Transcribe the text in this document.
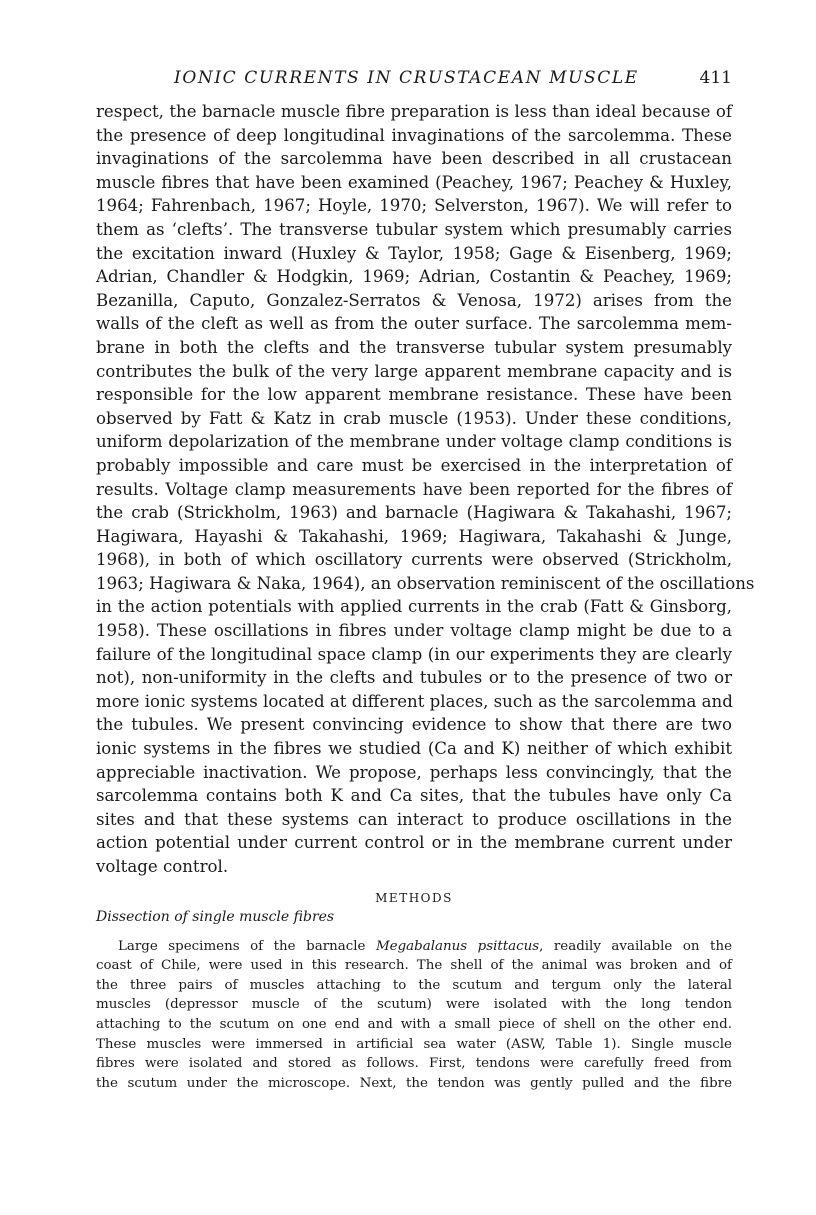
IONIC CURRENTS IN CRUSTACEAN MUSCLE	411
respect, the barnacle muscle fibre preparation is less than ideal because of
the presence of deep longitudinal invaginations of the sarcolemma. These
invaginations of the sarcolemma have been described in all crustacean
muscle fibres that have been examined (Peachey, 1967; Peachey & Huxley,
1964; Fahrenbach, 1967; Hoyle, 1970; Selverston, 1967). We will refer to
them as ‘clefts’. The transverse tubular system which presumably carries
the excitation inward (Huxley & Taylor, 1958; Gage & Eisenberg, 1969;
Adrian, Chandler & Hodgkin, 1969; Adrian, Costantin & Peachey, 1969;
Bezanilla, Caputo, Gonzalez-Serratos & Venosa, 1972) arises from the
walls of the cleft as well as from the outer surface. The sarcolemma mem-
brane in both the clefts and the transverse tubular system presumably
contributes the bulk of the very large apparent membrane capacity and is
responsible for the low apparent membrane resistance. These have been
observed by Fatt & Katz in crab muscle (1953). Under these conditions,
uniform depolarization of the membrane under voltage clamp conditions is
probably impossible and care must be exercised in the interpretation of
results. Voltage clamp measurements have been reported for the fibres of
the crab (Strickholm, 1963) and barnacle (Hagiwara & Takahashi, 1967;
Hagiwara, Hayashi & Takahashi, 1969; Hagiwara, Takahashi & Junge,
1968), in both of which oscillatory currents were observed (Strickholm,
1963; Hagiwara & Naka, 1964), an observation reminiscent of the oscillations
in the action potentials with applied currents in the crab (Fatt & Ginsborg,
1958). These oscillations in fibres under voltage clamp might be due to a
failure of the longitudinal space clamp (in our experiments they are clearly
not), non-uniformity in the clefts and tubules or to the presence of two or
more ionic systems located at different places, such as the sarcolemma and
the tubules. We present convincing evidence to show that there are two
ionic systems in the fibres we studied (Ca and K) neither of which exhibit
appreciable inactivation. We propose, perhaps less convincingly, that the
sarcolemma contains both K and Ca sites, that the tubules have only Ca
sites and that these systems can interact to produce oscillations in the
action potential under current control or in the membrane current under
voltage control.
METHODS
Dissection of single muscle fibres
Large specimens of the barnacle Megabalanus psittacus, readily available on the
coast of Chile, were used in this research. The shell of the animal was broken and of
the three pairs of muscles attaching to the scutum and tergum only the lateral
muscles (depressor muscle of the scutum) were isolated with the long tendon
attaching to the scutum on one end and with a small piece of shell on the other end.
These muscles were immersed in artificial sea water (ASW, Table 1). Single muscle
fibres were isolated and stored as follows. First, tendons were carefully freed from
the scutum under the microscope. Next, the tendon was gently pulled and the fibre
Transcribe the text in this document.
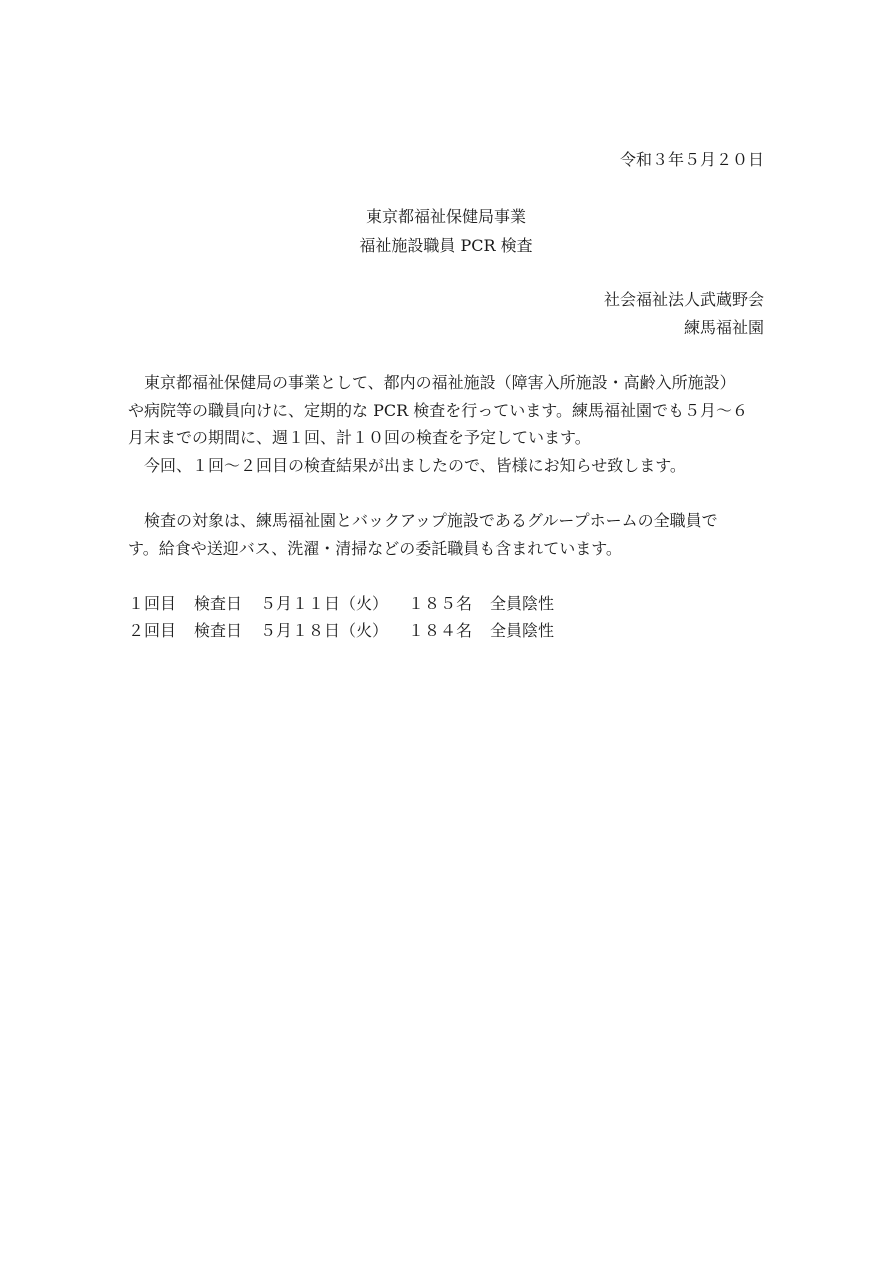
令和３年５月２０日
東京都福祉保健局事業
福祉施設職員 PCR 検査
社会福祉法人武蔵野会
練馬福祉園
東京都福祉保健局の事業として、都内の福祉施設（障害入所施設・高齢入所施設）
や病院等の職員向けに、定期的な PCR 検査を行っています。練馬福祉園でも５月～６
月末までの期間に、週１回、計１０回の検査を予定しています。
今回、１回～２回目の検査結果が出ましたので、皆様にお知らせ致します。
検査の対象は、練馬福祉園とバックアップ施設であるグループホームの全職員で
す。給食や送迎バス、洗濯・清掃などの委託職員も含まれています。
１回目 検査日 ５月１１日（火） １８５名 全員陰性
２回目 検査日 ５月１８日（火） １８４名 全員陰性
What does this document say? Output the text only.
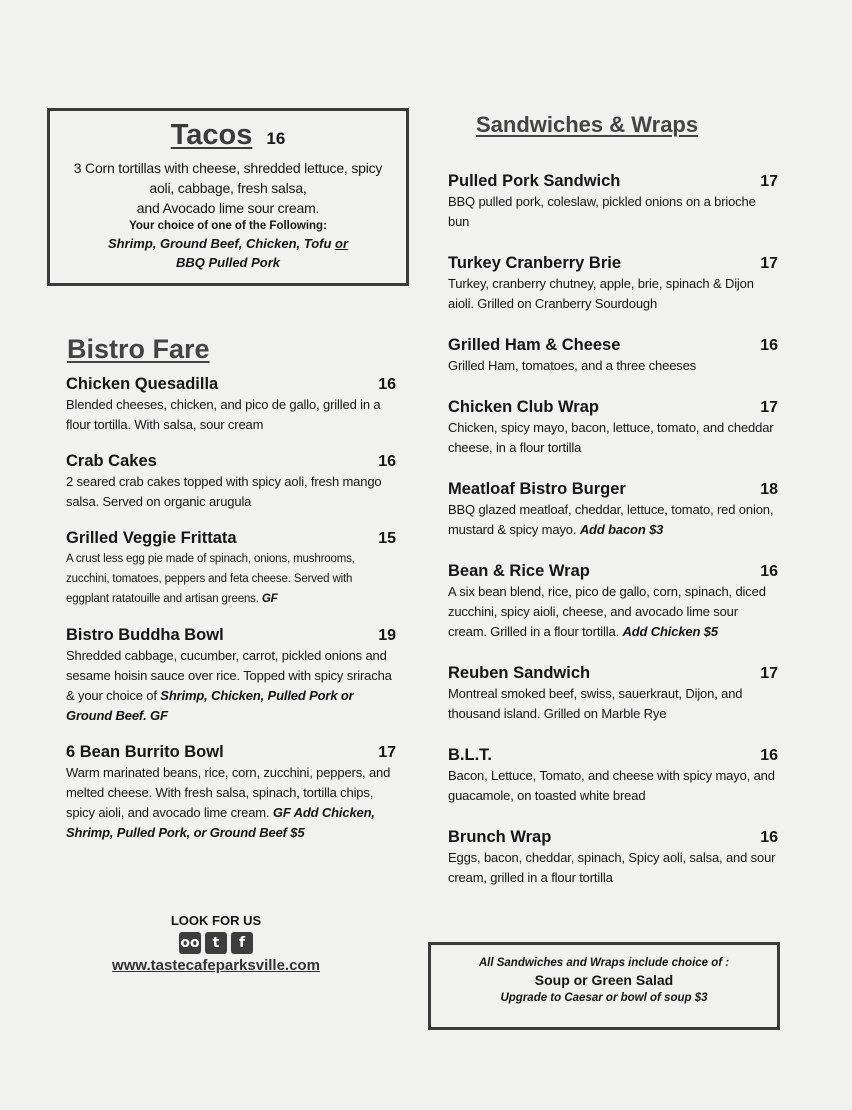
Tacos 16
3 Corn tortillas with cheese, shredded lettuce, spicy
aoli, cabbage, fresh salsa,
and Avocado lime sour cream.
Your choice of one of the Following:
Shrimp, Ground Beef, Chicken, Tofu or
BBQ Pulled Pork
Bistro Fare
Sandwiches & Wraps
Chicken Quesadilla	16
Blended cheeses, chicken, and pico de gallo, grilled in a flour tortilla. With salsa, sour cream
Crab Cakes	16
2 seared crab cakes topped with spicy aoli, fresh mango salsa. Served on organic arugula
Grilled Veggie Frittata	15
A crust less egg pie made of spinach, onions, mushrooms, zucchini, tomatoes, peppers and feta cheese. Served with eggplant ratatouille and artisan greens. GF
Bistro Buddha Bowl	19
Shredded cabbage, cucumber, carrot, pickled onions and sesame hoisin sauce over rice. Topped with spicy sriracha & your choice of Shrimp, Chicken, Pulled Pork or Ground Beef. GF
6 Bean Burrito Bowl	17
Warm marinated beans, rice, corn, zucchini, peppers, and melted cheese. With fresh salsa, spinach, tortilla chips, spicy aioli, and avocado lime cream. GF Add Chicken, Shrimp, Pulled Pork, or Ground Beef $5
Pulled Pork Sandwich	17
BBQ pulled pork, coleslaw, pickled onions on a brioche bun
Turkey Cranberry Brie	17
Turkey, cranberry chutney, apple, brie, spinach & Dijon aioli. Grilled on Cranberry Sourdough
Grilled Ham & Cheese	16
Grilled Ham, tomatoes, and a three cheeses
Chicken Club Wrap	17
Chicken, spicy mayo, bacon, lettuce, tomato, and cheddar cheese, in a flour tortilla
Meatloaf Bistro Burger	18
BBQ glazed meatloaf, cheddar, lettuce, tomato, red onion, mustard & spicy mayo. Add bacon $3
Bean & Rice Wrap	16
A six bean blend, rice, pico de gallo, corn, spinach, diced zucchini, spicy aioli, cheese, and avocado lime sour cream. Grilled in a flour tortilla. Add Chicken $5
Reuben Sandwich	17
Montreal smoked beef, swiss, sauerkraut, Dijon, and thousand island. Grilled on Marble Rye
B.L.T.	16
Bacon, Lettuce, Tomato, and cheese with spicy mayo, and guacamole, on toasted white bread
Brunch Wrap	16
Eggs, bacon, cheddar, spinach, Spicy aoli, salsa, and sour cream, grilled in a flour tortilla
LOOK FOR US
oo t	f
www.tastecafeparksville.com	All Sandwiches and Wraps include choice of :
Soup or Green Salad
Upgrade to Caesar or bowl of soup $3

* Given task: Pull out all lines from the entries above that include the word "only".

* Solution:
sarcolemma contains both K and Ca sites, that the tubules have only Ca
the three pairs of muscles attaching to the scutum and tergum only the lateral
What does this document say? Output the text only.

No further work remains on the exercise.